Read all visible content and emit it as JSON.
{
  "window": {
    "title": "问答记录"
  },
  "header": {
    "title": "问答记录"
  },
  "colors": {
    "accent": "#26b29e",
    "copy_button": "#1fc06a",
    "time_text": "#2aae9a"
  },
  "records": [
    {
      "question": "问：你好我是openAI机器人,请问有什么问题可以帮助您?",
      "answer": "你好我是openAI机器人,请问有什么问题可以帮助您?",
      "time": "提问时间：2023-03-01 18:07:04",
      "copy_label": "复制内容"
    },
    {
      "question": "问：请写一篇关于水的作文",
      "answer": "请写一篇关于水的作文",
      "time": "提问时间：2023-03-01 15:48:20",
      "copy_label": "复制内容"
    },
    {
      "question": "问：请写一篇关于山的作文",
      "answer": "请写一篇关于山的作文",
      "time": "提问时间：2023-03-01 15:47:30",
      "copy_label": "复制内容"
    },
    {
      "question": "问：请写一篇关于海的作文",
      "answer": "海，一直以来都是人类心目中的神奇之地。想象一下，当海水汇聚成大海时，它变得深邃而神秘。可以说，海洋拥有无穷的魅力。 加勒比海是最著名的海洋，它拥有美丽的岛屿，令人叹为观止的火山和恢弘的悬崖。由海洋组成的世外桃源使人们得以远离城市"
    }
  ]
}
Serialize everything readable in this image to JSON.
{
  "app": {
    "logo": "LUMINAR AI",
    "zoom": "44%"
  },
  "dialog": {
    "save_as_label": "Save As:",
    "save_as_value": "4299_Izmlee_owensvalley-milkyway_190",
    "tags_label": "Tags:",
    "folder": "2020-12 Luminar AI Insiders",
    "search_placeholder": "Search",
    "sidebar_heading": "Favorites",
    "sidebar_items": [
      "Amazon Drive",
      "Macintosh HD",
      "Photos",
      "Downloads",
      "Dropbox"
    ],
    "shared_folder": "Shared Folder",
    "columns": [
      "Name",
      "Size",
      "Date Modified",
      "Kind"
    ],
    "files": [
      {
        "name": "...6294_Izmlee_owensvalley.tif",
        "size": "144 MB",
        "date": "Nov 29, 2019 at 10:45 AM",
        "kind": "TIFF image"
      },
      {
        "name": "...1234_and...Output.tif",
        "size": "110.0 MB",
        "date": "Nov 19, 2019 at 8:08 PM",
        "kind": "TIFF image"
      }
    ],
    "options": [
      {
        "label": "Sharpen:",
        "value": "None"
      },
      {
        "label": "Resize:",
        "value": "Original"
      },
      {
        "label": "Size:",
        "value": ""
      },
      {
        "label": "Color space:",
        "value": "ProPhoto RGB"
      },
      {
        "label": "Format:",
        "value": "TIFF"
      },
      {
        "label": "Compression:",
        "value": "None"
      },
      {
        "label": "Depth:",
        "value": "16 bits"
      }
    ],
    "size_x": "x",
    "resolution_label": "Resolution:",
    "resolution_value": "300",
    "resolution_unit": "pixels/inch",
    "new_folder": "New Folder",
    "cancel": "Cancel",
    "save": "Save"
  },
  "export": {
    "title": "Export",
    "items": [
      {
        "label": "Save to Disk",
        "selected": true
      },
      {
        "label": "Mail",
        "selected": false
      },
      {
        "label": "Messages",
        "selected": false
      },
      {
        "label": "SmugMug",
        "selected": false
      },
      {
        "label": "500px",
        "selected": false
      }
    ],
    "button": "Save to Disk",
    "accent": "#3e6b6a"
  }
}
☆ ☆ ☆ ☆
### Aim of the task
Looking at the listing above, how many of its lines contain the string "question"? Give the number alone.

### The completed task
4